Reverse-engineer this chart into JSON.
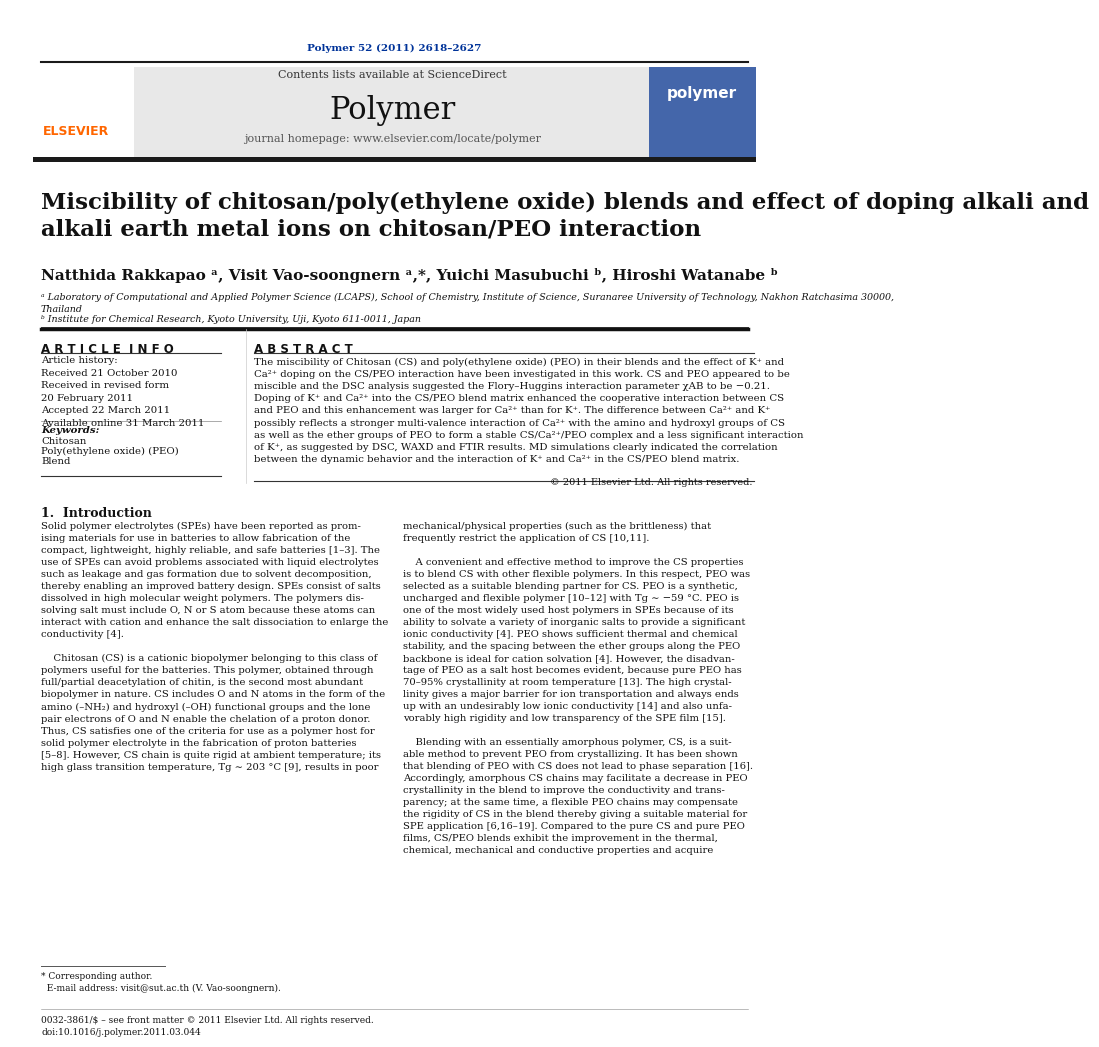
{
  "page_bg": "#ffffff",
  "header_journal_ref": "Polymer 52 (2011) 2618–2627",
  "header_journal_ref_color": "#003399",
  "journal_name": "Polymer",
  "contents_text": "Contents lists available at ",
  "sciencedirect_text": "ScienceDirect",
  "sciencedirect_color": "#2255aa",
  "journal_homepage": "journal homepage: www.elsevier.com/locate/polymer",
  "header_bg": "#e8e8e8",
  "title": "Miscibility of chitosan/poly(ethylene oxide) blends and effect of doping alkali and\nalkali earth metal ions on chitosan/PEO interaction",
  "authors": "Natthida Rakkapao ᵃ, Visit Vao-soongnern ᵃ,*, Yuichi Masubuchi ᵇ, Hiroshi Watanabe ᵇ",
  "affiliation_a": "ᵃ Laboratory of Computational and Applied Polymer Science (LCAPS), School of Chemistry, Institute of Science, Suranaree University of Technology, Nakhon Ratchasima 30000,\nThailand",
  "affiliation_b": "ᵇ Institute for Chemical Research, Kyoto University, Uji, Kyoto 611-0011, Japan",
  "article_info_header": "A R T I C L E  I N F O",
  "abstract_header": "A B S T R A C T",
  "article_history_label": "Article history:",
  "received": "Received 21 October 2010",
  "received_revised": "Received in revised form\n20 February 2011",
  "accepted": "Accepted 22 March 2011",
  "available": "Available online 31 March 2011",
  "keywords_label": "Keywords:",
  "keywords": [
    "Chitosan",
    "Poly(ethylene oxide) (PEO)",
    "Blend"
  ],
  "abstract_text": "The miscibility of Chitosan (CS) and poly(ethylene oxide) (PEO) in their blends and the effect of K⁺ and\nCa²⁺ doping on the CS/PEO interaction have been investigated in this work. CS and PEO appeared to be\nmiscible and the DSC analysis suggested the Flory–Huggins interaction parameter χAB to be −0.21.\nDoping of K⁺ and Ca²⁺ into the CS/PEO blend matrix enhanced the cooperative interaction between CS\nand PEO and this enhancement was larger for Ca²⁺ than for K⁺. The difference between Ca²⁺ and K⁺\npossibly reflects a stronger multi-valence interaction of Ca²⁺ with the amino and hydroxyl groups of CS\nas well as the ether groups of PEO to form a stable CS/Ca²⁺/PEO complex and a less significant interaction\nof K⁺, as suggested by DSC, WAXD and FTIR results. MD simulations clearly indicated the correlation\nbetween the dynamic behavior and the interaction of K⁺ and Ca²⁺ in the CS/PEO blend matrix.",
  "copyright": "© 2011 Elsevier Ltd. All rights reserved.",
  "intro_header": "1.  Introduction",
  "intro_col1": "Solid polymer electrolytes (SPEs) have been reported as prom-\nising materials for use in batteries to allow fabrication of the\ncompact, lightweight, highly reliable, and safe batteries [1–3]. The\nuse of SPEs can avoid problems associated with liquid electrolytes\nsuch as leakage and gas formation due to solvent decomposition,\nthereby enabling an improved battery design. SPEs consist of salts\ndissolved in high molecular weight polymers. The polymers dis-\nsolving salt must include O, N or S atom because these atoms can\ninteract with cation and enhance the salt dissociation to enlarge the\nconductivity [4].\n\n    Chitosan (CS) is a cationic biopolymer belonging to this class of\npolymers useful for the batteries. This polymer, obtained through\nfull/partial deacetylation of chitin, is the second most abundant\nbiopolymer in nature. CS includes O and N atoms in the form of the\namino (–NH₂) and hydroxyl (–OH) functional groups and the lone\npair electrons of O and N enable the chelation of a proton donor.\nThus, CS satisfies one of the criteria for use as a polymer host for\nsolid polymer electrolyte in the fabrication of proton batteries\n[5–8]. However, CS chain is quite rigid at ambient temperature; its\nhigh glass transition temperature, Tg ∼ 203 °C [9], results in poor",
  "intro_col2": "mechanical/physical properties (such as the brittleness) that\nfrequently restrict the application of CS [10,11].\n\n    A convenient and effective method to improve the CS properties\nis to blend CS with other flexible polymers. In this respect, PEO was\nselected as a suitable blending partner for CS. PEO is a synthetic,\nuncharged and flexible polymer [10–12] with Tg ∼ −59 °C. PEO is\none of the most widely used host polymers in SPEs because of its\nability to solvate a variety of inorganic salts to provide a significant\nionic conductivity [4]. PEO shows sufficient thermal and chemical\nstability, and the spacing between the ether groups along the PEO\nbackbone is ideal for cation solvation [4]. However, the disadvan-\ntage of PEO as a salt host becomes evident, because pure PEO has\n70–95% crystallinity at room temperature [13]. The high crystal-\nlinity gives a major barrier for ion transportation and always ends\nup with an undesirably low ionic conductivity [14] and also unfa-\nvorably high rigidity and low transparency of the SPE film [15].\n\n    Blending with an essentially amorphous polymer, CS, is a suit-\nable method to prevent PEO from crystallizing. It has been shown\nthat blending of PEO with CS does not lead to phase separation [16].\nAccordingly, amorphous CS chains may facilitate a decrease in PEO\ncrystallinity in the blend to improve the conductivity and trans-\nparency; at the same time, a flexible PEO chains may compensate\nthe rigidity of CS in the blend thereby giving a suitable material for\nSPE application [6,16–19]. Compared to the pure CS and pure PEO\nfilms, CS/PEO blends exhibit the improvement in the thermal,\nchemical, mechanical and conductive properties and acquire",
  "footnote_text": "* Corresponding author.\n  E-mail address: visit@sut.ac.th (V. Vao-soongnern).",
  "footer_text": "0032-3861/$ – see front matter © 2011 Elsevier Ltd. All rights reserved.\ndoi:10.1016/j.polymer.2011.03.044",
  "ref_color": "#003399",
  "top_bar_color": "#1a1a1a",
  "section_bar_color": "#1a1a1a",
  "elsevier_color": "#FF6600"
}
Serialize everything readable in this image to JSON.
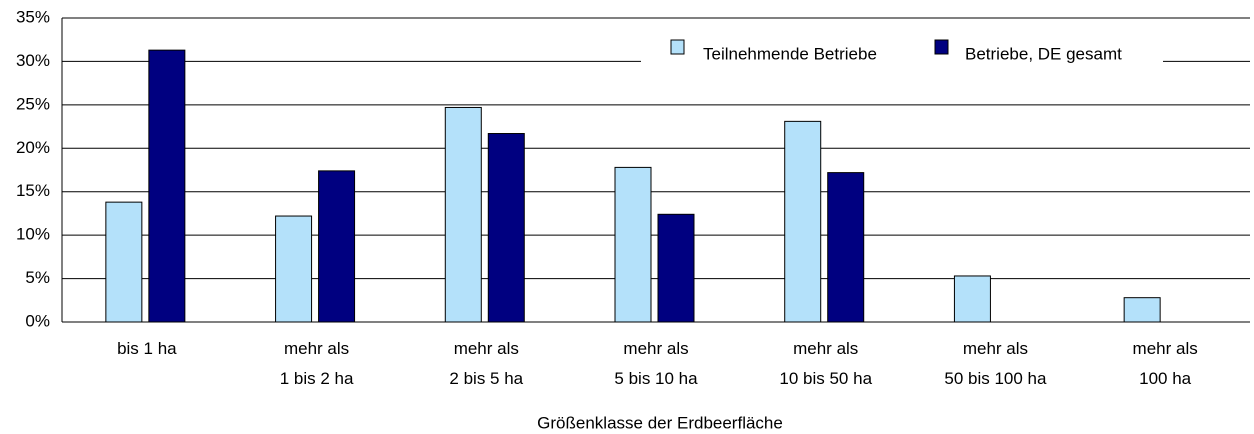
{
  "chart_data": {
    "type": "bar",
    "x_label": "Größenklasse der Erdbeerfläche",
    "categories": [
      "bis 1 ha",
      "mehr als\n1 bis 2 ha",
      "mehr als\n2 bis 5 ha",
      "mehr als\n5 bis 10 ha",
      "mehr als\n10 bis 50 ha",
      "mehr als\n50 bis 100 ha",
      "mehr als\n100 ha"
    ],
    "series": [
      {
        "name": "Teilnehmende Betriebe",
        "color": "#b4e1fa",
        "values": [
          13.8,
          12.2,
          24.7,
          17.8,
          23.1,
          5.3,
          2.8
        ]
      },
      {
        "name": "Betriebe, DE gesamt",
        "color": "#000080",
        "values": [
          31.3,
          17.4,
          21.7,
          12.4,
          17.2,
          0,
          0
        ]
      }
    ],
    "ylim": [
      0,
      35
    ],
    "yticks": [
      {
        "value": 0,
        "label": "0%"
      },
      {
        "value": 5,
        "label": "5%"
      },
      {
        "value": 10,
        "label": "10%"
      },
      {
        "value": 15,
        "label": "15%"
      },
      {
        "value": 20,
        "label": "20%"
      },
      {
        "value": 25,
        "label": "25%"
      },
      {
        "value": 30,
        "label": "30%"
      },
      {
        "value": 35,
        "label": "35%"
      }
    ],
    "grid": true,
    "legend": "upper right"
  }
}
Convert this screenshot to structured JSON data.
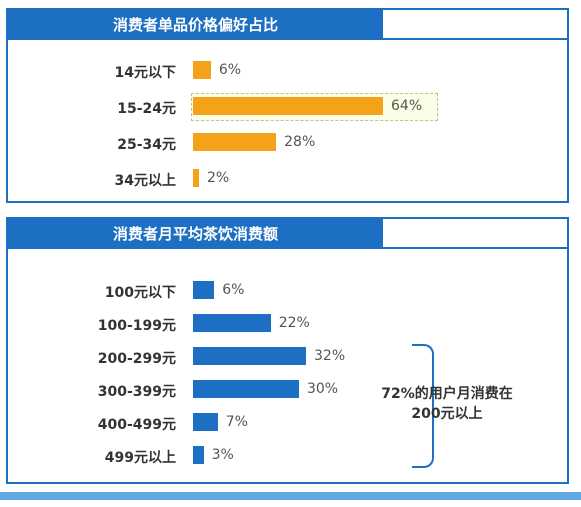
{
  "colors": {
    "accent_blue": "#1c6fc2",
    "orange": "#f5a21b",
    "band": "#62a8e3"
  },
  "chart_data": [
    {
      "type": "bar",
      "orientation": "horizontal",
      "title": "消费者单品价格偏好占比",
      "categories": [
        "14元以下",
        "15-24元",
        "25-34元",
        "34元以上"
      ],
      "values": [
        6,
        64,
        28,
        2
      ],
      "value_labels": [
        "6%",
        "64%",
        "28%",
        "2%"
      ],
      "unit": "%",
      "highlighted_category": "15-24元",
      "color": "#f5a21b"
    },
    {
      "type": "bar",
      "orientation": "horizontal",
      "title": "消费者月平均茶饮消费额",
      "categories": [
        "100元以下",
        "100-199元",
        "200-299元",
        "300-399元",
        "400-499元",
        "499元以上"
      ],
      "values": [
        6,
        22,
        32,
        30,
        7,
        3
      ],
      "value_labels": [
        "6%",
        "22%",
        "32%",
        "30%",
        "7%",
        "3%"
      ],
      "unit": "%",
      "annotation": {
        "line1": "72%的用户月消费在",
        "line2": "200元以上"
      },
      "color": "#1c6fc2"
    }
  ]
}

═══

Filter for "reserved". Return all lines that hold it.

  "copyright": "© 2011 Elsevier Ltd. All rights reserved.",
  "footer_text": "0032-3861/$ – see front matter © 2011 Elsevier Ltd. All rights reserved.\ndoi:10.1016/j.polymer.2011.03.044",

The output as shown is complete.